** Data for processing follows **

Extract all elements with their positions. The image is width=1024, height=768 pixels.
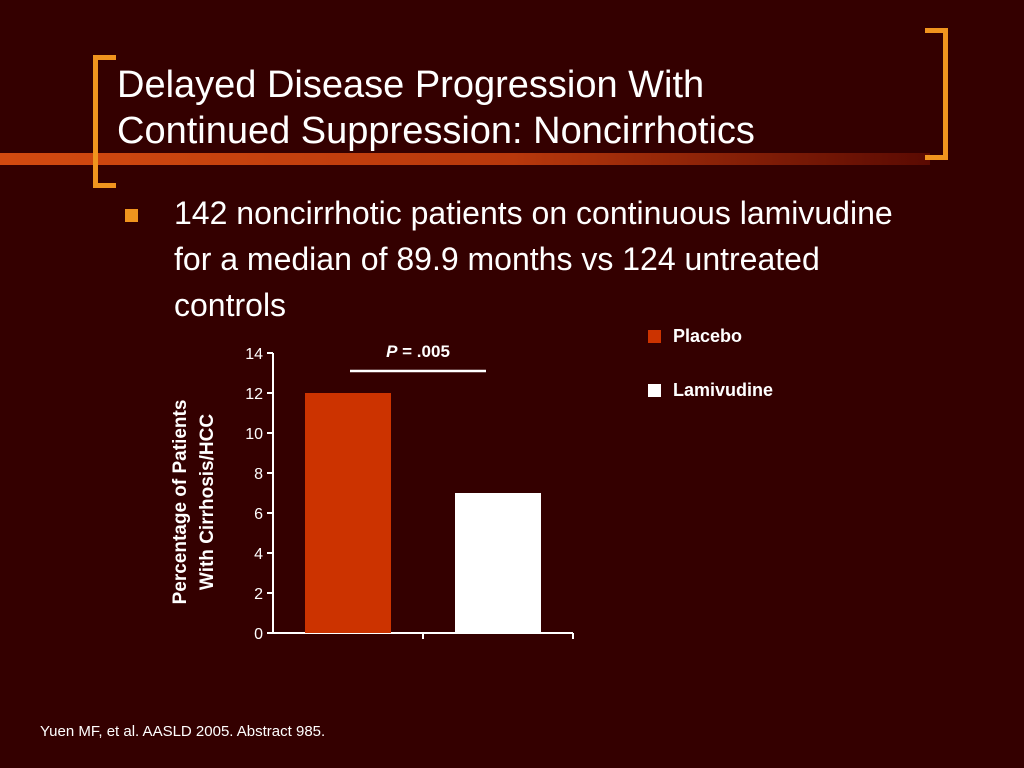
chart-bars bbox=[305, 393, 541, 633]
y-tick-label: 10 bbox=[245, 426, 263, 443]
legend-swatch-lamivudine bbox=[648, 383, 661, 397]
slide-title-line1: Delayed Disease Progression With bbox=[117, 64, 705, 106]
legend-label-lamivudine: Lamivudine bbox=[673, 379, 774, 400]
y-tick-label: 8 bbox=[254, 466, 263, 483]
chart-legend: Placebo Lamivudine bbox=[648, 325, 773, 433]
legend-label-placebo: Placebo bbox=[673, 325, 743, 346]
bullet-point: 142 noncirrhotic patients on continuous … bbox=[125, 190, 925, 328]
citation: Yuen MF, et al. AASLD 2005. Abstract 985… bbox=[40, 723, 326, 740]
legend-item-placebo: Placebo bbox=[648, 325, 773, 347]
p-value-text: P = .005 bbox=[386, 342, 450, 361]
y-tick-label: 0 bbox=[254, 626, 263, 643]
y-tick-label: 6 bbox=[254, 506, 263, 523]
p-value: = .005 bbox=[397, 342, 449, 361]
title-accent-bar bbox=[0, 153, 930, 165]
y-axis-label: Percentage of Patients With Cirrhosis/HC… bbox=[170, 400, 218, 605]
bar-placebo bbox=[305, 393, 391, 633]
p-symbol: P bbox=[386, 342, 398, 361]
y-axis-label-line2: With Cirrhosis/HCC bbox=[197, 414, 218, 590]
bar-lamivudine bbox=[455, 493, 541, 633]
slide-title-line2: Continued Suppression: Noncirrhotics bbox=[117, 110, 755, 152]
y-tick-label: 14 bbox=[245, 346, 263, 363]
right-bracket-decoration bbox=[925, 28, 948, 160]
legend-swatch-placebo bbox=[648, 329, 661, 343]
y-axis-label-line1: Percentage of Patients bbox=[170, 400, 191, 605]
legend-item-lamivudine: Lamivudine bbox=[648, 379, 773, 401]
square-bullet-icon bbox=[125, 209, 138, 222]
y-tick-label: 12 bbox=[245, 386, 263, 403]
p-value-annotation: P = .005 bbox=[350, 342, 486, 373]
slide-title: Delayed Disease Progression With Continu… bbox=[117, 62, 917, 154]
bullet-text: 142 noncirrhotic patients on continuous … bbox=[174, 195, 893, 323]
y-tick-label: 4 bbox=[254, 546, 263, 563]
y-tick-label: 2 bbox=[254, 586, 263, 603]
left-bracket-decoration bbox=[93, 55, 116, 188]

** End of Data for processing **

Task requirements: Reproduce each entry exactly, without the pictures.

Result of the task:
Extract all elements with their positions. The image is width=1024, height=768 pixels.
chart-bars bbox=[305, 393, 541, 633]
y-tick-label: 10 bbox=[245, 426, 263, 443]
legend-swatch-lamivudine bbox=[648, 383, 661, 397]
slide-title-line1: Delayed Disease Progression With bbox=[117, 64, 705, 106]
legend-label-lamivudine: Lamivudine bbox=[673, 379, 774, 400]
y-tick-label: 8 bbox=[254, 466, 263, 483]
chart-legend: Placebo Lamivudine bbox=[648, 325, 773, 433]
legend-label-placebo: Placebo bbox=[673, 325, 743, 346]
bullet-point: 142 noncirrhotic patients on continuous … bbox=[125, 190, 925, 328]
citation: Yuen MF, et al. AASLD 2005. Abstract 985… bbox=[40, 723, 326, 740]
legend-item-placebo: Placebo bbox=[648, 325, 773, 347]
p-value-text: P = .005 bbox=[386, 342, 450, 361]
y-tick-label: 0 bbox=[254, 626, 263, 643]
y-tick-label: 6 bbox=[254, 506, 263, 523]
p-value: = .005 bbox=[397, 342, 449, 361]
title-accent-bar bbox=[0, 153, 930, 165]
y-axis-label: Percentage of Patients With Cirrhosis/HC… bbox=[170, 400, 218, 605]
bar-placebo bbox=[305, 393, 391, 633]
p-symbol: P bbox=[386, 342, 398, 361]
y-axis-label-line2: With Cirrhosis/HCC bbox=[197, 414, 218, 590]
bar-lamivudine bbox=[455, 493, 541, 633]
slide-title-line2: Continued Suppression: Noncirrhotics bbox=[117, 110, 755, 152]
y-tick-label: 14 bbox=[245, 346, 263, 363]
right-bracket-decoration bbox=[925, 28, 948, 160]
legend-swatch-placebo bbox=[648, 329, 661, 343]
y-axis-label-line1: Percentage of Patients bbox=[170, 400, 191, 605]
legend-item-lamivudine: Lamivudine bbox=[648, 379, 773, 401]
square-bullet-icon bbox=[125, 209, 138, 222]
y-tick-label: 12 bbox=[245, 386, 263, 403]
p-value-annotation: P = .005 bbox=[350, 342, 486, 373]
slide-title: Delayed Disease Progression With Continu… bbox=[117, 62, 917, 154]
bullet-text: 142 noncirrhotic patients on continuous … bbox=[174, 195, 893, 323]
y-tick-label: 4 bbox=[254, 546, 263, 563]
y-tick-label: 2 bbox=[254, 586, 263, 603]
left-bracket-decoration bbox=[93, 55, 116, 188]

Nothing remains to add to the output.